• Given exercise: Check each line of the listing, and copy it if it contains the word "JSON".

• Data to use:
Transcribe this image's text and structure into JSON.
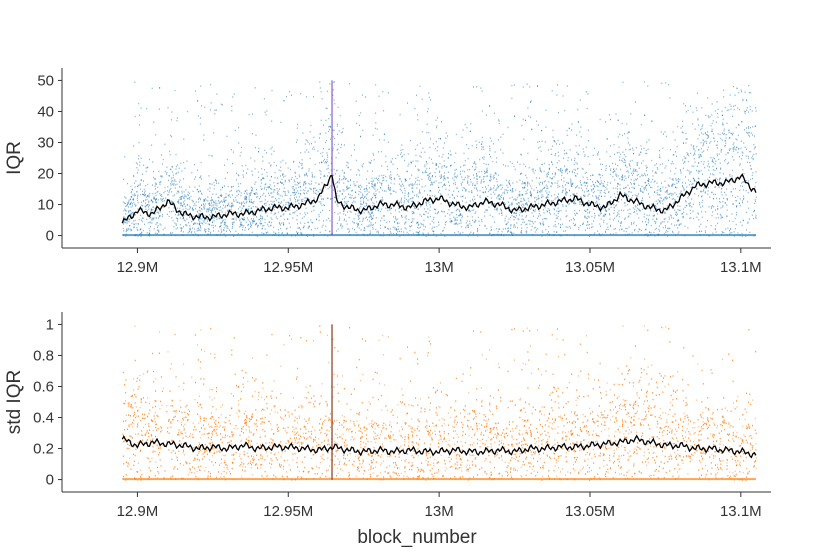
{
  "chart_data": [
    {
      "type": "scatter",
      "panel": "top",
      "ylabel": "IQR",
      "xlabel": "",
      "xlim": [
        12.875,
        13.11
      ],
      "ylim": [
        -4,
        54
      ],
      "x_ticks": [
        12.9,
        12.95,
        13.0,
        13.05,
        13.1
      ],
      "x_tick_labels": [
        "12.9M",
        "12.95M",
        "13M",
        "13.05M",
        "13.1M"
      ],
      "y_ticks": [
        0,
        10,
        20,
        30,
        40,
        50
      ],
      "y_tick_labels": [
        "0",
        "10",
        "20",
        "30",
        "40",
        "50"
      ],
      "grid": false,
      "series": [
        {
          "name": "IQR points",
          "style": "dense scatter",
          "color": "#1f77b4",
          "x_range": [
            12.895,
            13.105
          ],
          "y_range": [
            0,
            50
          ]
        },
        {
          "name": "rolling mean",
          "style": "line",
          "color": "#000000",
          "x": [
            12.895,
            12.9,
            12.905,
            12.91,
            12.915,
            12.92,
            12.925,
            12.93,
            12.935,
            12.94,
            12.945,
            12.95,
            12.955,
            12.96,
            12.9645,
            12.966,
            12.97,
            12.975,
            12.98,
            12.985,
            12.99,
            12.995,
            13.0,
            13.005,
            13.01,
            13.015,
            13.02,
            13.025,
            13.03,
            13.035,
            13.04,
            13.045,
            13.05,
            13.055,
            13.06,
            13.065,
            13.07,
            13.075,
            13.08,
            13.085,
            13.09,
            13.095,
            13.1,
            13.105
          ],
          "y": [
            4,
            8,
            7,
            11,
            7,
            6,
            6,
            7,
            7,
            8,
            9,
            9,
            10,
            12,
            20,
            11,
            9,
            8,
            10,
            10,
            9,
            11,
            12,
            10,
            9,
            11,
            10,
            8,
            9,
            10,
            11,
            12,
            10,
            9,
            13,
            11,
            9,
            8,
            12,
            16,
            17,
            17,
            19,
            14
          ]
        },
        {
          "name": "marker",
          "style": "vertical line",
          "color": "#8a5fcf",
          "x": 12.9645,
          "y_range": [
            0,
            50
          ]
        }
      ]
    },
    {
      "type": "scatter",
      "panel": "bottom",
      "ylabel": "std IQR",
      "xlabel": "block_number",
      "xlim": [
        12.875,
        13.11
      ],
      "ylim": [
        -0.08,
        1.08
      ],
      "x_ticks": [
        12.9,
        12.95,
        13.0,
        13.05,
        13.1
      ],
      "x_tick_labels": [
        "12.9M",
        "12.95M",
        "13M",
        "13.05M",
        "13.1M"
      ],
      "y_ticks": [
        0,
        0.2,
        0.4,
        0.6,
        0.8,
        1
      ],
      "y_tick_labels": [
        "0",
        "0.2",
        "0.4",
        "0.6",
        "0.8",
        "1"
      ],
      "grid": false,
      "series": [
        {
          "name": "std IQR points",
          "style": "dense scatter",
          "color": "#ff7f0e",
          "x_range": [
            12.895,
            13.105
          ],
          "y_range": [
            0,
            1
          ]
        },
        {
          "name": "rolling mean",
          "style": "line",
          "color": "#000000",
          "x": [
            12.895,
            12.9,
            12.905,
            12.91,
            12.915,
            12.92,
            12.925,
            12.93,
            12.935,
            12.94,
            12.945,
            12.95,
            12.955,
            12.96,
            12.965,
            12.97,
            12.975,
            12.98,
            12.985,
            12.99,
            12.995,
            13.0,
            13.005,
            13.01,
            13.015,
            13.02,
            13.025,
            13.03,
            13.035,
            13.04,
            13.045,
            13.05,
            13.055,
            13.06,
            13.065,
            13.07,
            13.075,
            13.08,
            13.085,
            13.09,
            13.095,
            13.1,
            13.105
          ],
          "y": [
            0.26,
            0.22,
            0.24,
            0.23,
            0.22,
            0.2,
            0.21,
            0.2,
            0.22,
            0.2,
            0.21,
            0.21,
            0.2,
            0.19,
            0.21,
            0.19,
            0.18,
            0.19,
            0.18,
            0.19,
            0.18,
            0.18,
            0.19,
            0.18,
            0.18,
            0.19,
            0.18,
            0.2,
            0.2,
            0.21,
            0.21,
            0.22,
            0.23,
            0.24,
            0.26,
            0.24,
            0.22,
            0.22,
            0.2,
            0.2,
            0.19,
            0.18,
            0.16
          ]
        },
        {
          "name": "marker",
          "style": "vertical line",
          "color": "#8b3a1a",
          "x": 12.9645,
          "y_range": [
            0,
            1
          ]
        }
      ]
    }
  ]
}
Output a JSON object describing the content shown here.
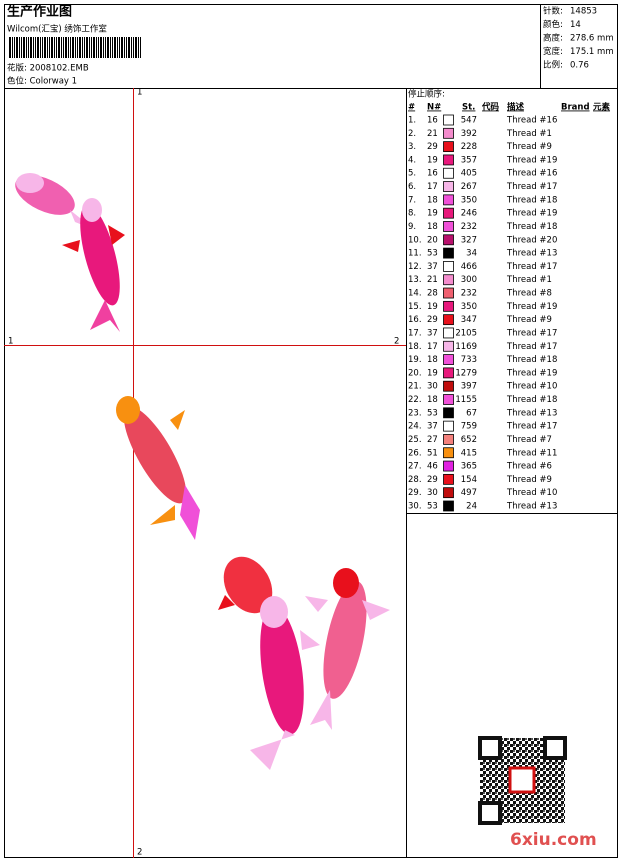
{
  "header": {
    "title": "生产作业图",
    "company": "Wilcom(汇宝) 绣饰工作室",
    "design": "花版: 2008102.EMB",
    "colorway": "色位: Colorway 1"
  },
  "info": [
    {
      "label": "针数:",
      "value": "14853"
    },
    {
      "label": "颜色:",
      "value": "14"
    },
    {
      "label": "高度:",
      "value": "278.6 mm"
    },
    {
      "label": "宽度:",
      "value": "175.1 mm"
    },
    {
      "label": "比例:",
      "value": "0.76"
    }
  ],
  "stop_list": {
    "title": "停止顺序:",
    "columns": [
      "#",
      "N#",
      "St.",
      "代码",
      "描述",
      "Brand",
      "元素"
    ],
    "rows": [
      {
        "num": "1.",
        "needle": "16",
        "color": "#ffffff",
        "st": "547",
        "desc": "Thread #16"
      },
      {
        "num": "2.",
        "needle": "21",
        "color": "#f48ccd",
        "st": "392",
        "desc": "Thread #1"
      },
      {
        "num": "3.",
        "needle": "29",
        "color": "#e8101c",
        "st": "228",
        "desc": "Thread #9"
      },
      {
        "num": "4.",
        "needle": "19",
        "color": "#e8187c",
        "st": "357",
        "desc": "Thread #19"
      },
      {
        "num": "5.",
        "needle": "16",
        "color": "#ffffff",
        "st": "405",
        "desc": "Thread #16"
      },
      {
        "num": "6.",
        "needle": "17",
        "color": "#f7b6e8",
        "st": "267",
        "desc": "Thread #17"
      },
      {
        "num": "7.",
        "needle": "18",
        "color": "#f050d8",
        "st": "350",
        "desc": "Thread #18"
      },
      {
        "num": "8.",
        "needle": "19",
        "color": "#e8187c",
        "st": "246",
        "desc": "Thread #19"
      },
      {
        "num": "9.",
        "needle": "18",
        "color": "#f050d8",
        "st": "232",
        "desc": "Thread #18"
      },
      {
        "num": "10.",
        "needle": "20",
        "color": "#b8106c",
        "st": "327",
        "desc": "Thread #20"
      },
      {
        "num": "11.",
        "needle": "53",
        "color": "#000000",
        "st": "34",
        "desc": "Thread #13"
      },
      {
        "num": "12.",
        "needle": "37",
        "color": "#ffffff",
        "st": "466",
        "desc": "Thread #17"
      },
      {
        "num": "13.",
        "needle": "21",
        "color": "#f48ccd",
        "st": "300",
        "desc": "Thread #1"
      },
      {
        "num": "14.",
        "needle": "28",
        "color": "#f06070",
        "st": "232",
        "desc": "Thread #8"
      },
      {
        "num": "15.",
        "needle": "19",
        "color": "#e8187c",
        "st": "350",
        "desc": "Thread #19"
      },
      {
        "num": "16.",
        "needle": "29",
        "color": "#e8101c",
        "st": "347",
        "desc": "Thread #9"
      },
      {
        "num": "17.",
        "needle": "37",
        "color": "#ffffff",
        "st": "2105",
        "desc": "Thread #17"
      },
      {
        "num": "18.",
        "needle": "17",
        "color": "#f7b6e8",
        "st": "1169",
        "desc": "Thread #17"
      },
      {
        "num": "19.",
        "needle": "18",
        "color": "#f050d8",
        "st": "733",
        "desc": "Thread #18"
      },
      {
        "num": "20.",
        "needle": "19",
        "color": "#e8187c",
        "st": "1279",
        "desc": "Thread #19"
      },
      {
        "num": "21.",
        "needle": "30",
        "color": "#c00c0c",
        "st": "397",
        "desc": "Thread #10"
      },
      {
        "num": "22.",
        "needle": "18",
        "color": "#f050d8",
        "st": "1155",
        "desc": "Thread #18"
      },
      {
        "num": "23.",
        "needle": "53",
        "color": "#000000",
        "st": "67",
        "desc": "Thread #13"
      },
      {
        "num": "24.",
        "needle": "37",
        "color": "#ffffff",
        "st": "759",
        "desc": "Thread #17"
      },
      {
        "num": "25.",
        "needle": "27",
        "color": "#f4807c",
        "st": "652",
        "desc": "Thread #7"
      },
      {
        "num": "26.",
        "needle": "51",
        "color": "#f89010",
        "st": "415",
        "desc": "Thread #11"
      },
      {
        "num": "27.",
        "needle": "46",
        "color": "#e020e0",
        "st": "365",
        "desc": "Thread #6"
      },
      {
        "num": "28.",
        "needle": "29",
        "color": "#e8101c",
        "st": "154",
        "desc": "Thread #9"
      },
      {
        "num": "29.",
        "needle": "30",
        "color": "#c00c0c",
        "st": "497",
        "desc": "Thread #10"
      },
      {
        "num": "30.",
        "needle": "53",
        "color": "#000000",
        "st": "24",
        "desc": "Thread #13"
      }
    ]
  },
  "canvas": {
    "marks": [
      "1",
      "1",
      "2",
      "2"
    ]
  },
  "watermark": "6xiu.com"
}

• Expected output:
Transcribe this image's text and structure into JSON.
Output a JSON object describing the content shown here.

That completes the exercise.